◆ **Aim of the exercise**
Collect all lines containing the word "cannot" from the data.

══ Stored records ══

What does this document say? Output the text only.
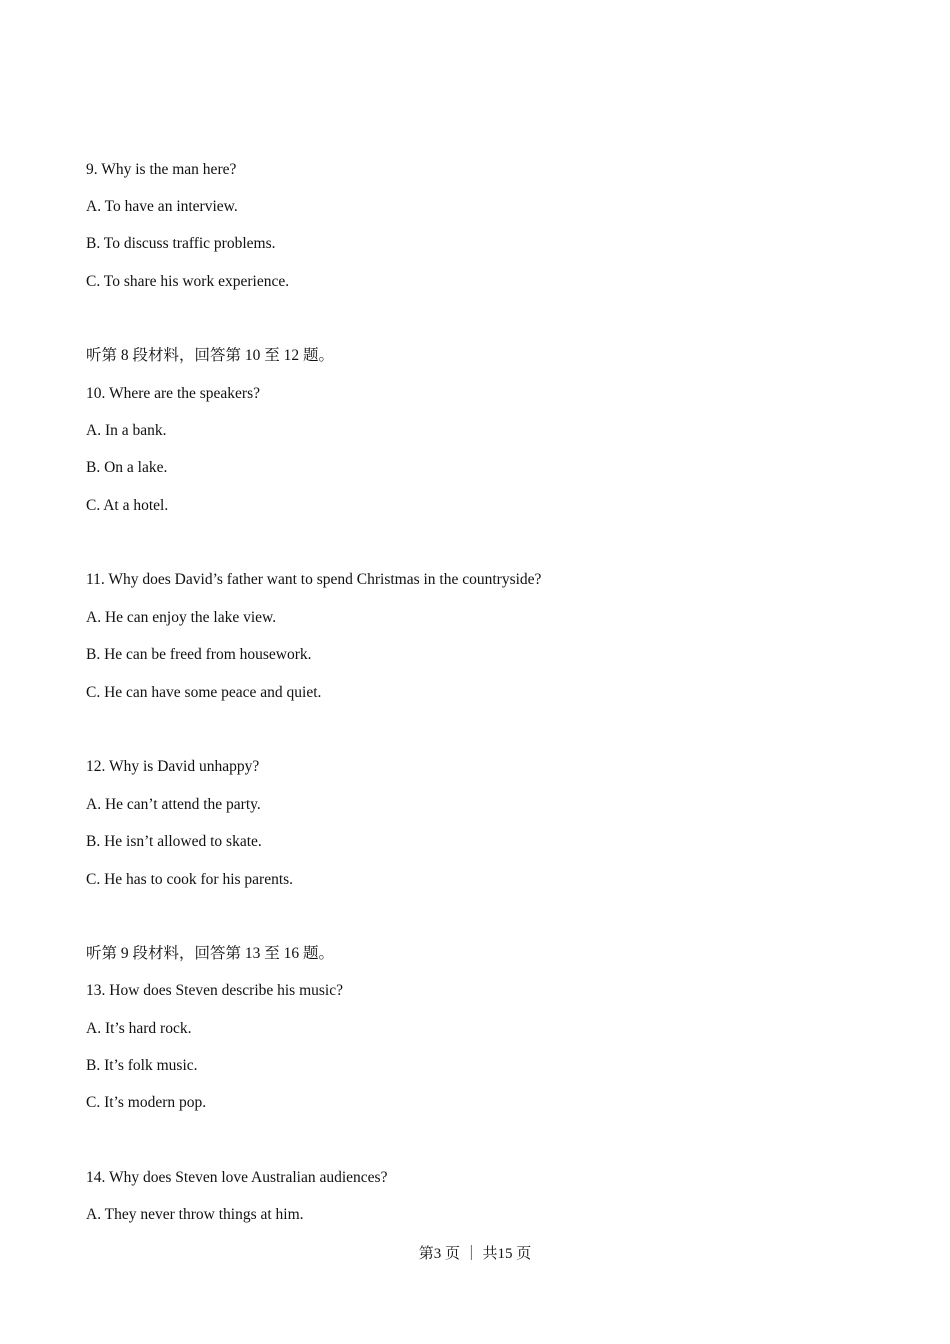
9. Why is the man here?
A. To have an interview.
B. To discuss traffic problems.
C. To share his work experience.
听第 8 段材料，回答第 10 至 12 题。
10. Where are the speakers?
A. In a bank.
B. On a lake.
C. At a hotel.
11. Why does David’s father want to spend Christmas in the countryside?
A. He can enjoy the lake view.
B. He can be freed from housework.
C. He can have some peace and quiet.
12. Why is David unhappy?
A. He can’t attend the party.
B. He isn’t allowed to skate.
C. He has to cook for his parents.
听第 9 段材料，回答第 13 至 16 题。
13. How does Steven describe his music?
A. It’s hard rock.
B. It’s folk music.
C. It’s modern pop.
14. Why does Steven love Australian audiences?
A. They never throw things at him.
第3 页 ｜ 共15 页
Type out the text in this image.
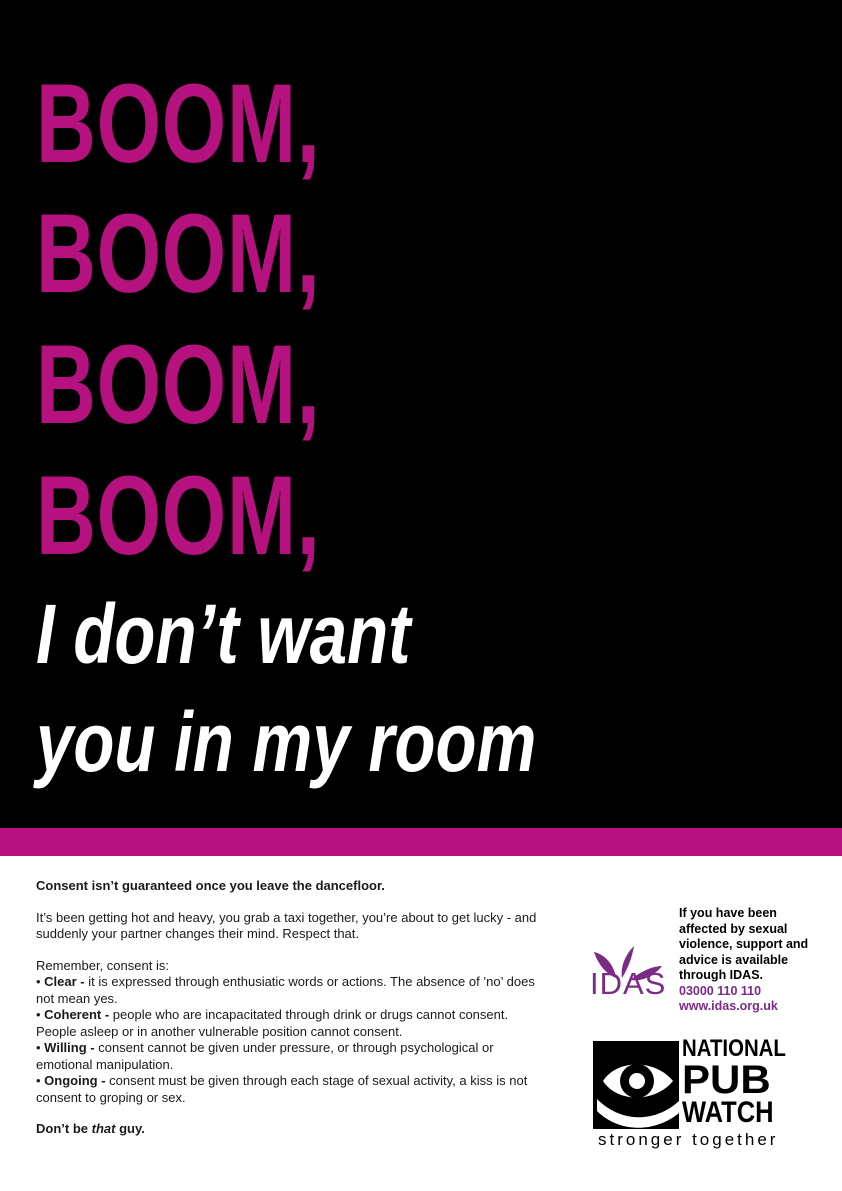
BOOM,
BOOM,
BOOM,
BOOM,
I don’t want
you in my room

Consent isn’t guaranteed once you leave the dancefloor.

It’s been getting hot and heavy, you grab a taxi together, you’re about to get lucky - and suddenly your partner changes their mind. Respect that.

Remember, consent is:

• Clear - it is expressed through enthusiatic words or actions. The absence of ’no’ does not mean yes.

• Coherent - people who are incapacitated through drink or drugs cannot consent. People asleep or in another vulnerable position cannot consent.

• Willing - consent cannot be given under pressure, or through psychological or emotional manipulation.

• Ongoing - consent must be given through each stage of sexual activity, a kiss is not consent to groping or sex.

Don’t be that guy.

IDAS
If you have been affected by sexual violence, support and advice is available through IDAS.
03000 110 110
www.idas.org.uk
NATIONAL
PUB
WATCH
stronger together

═══

◆ **Solution to the exercise**
• Coherent - people who are incapacitated through drink or drugs cannot consent. People asleep or in another vulnerable position cannot consent.
• Willing - consent cannot be given under pressure, or through psychological or emotional manipulation.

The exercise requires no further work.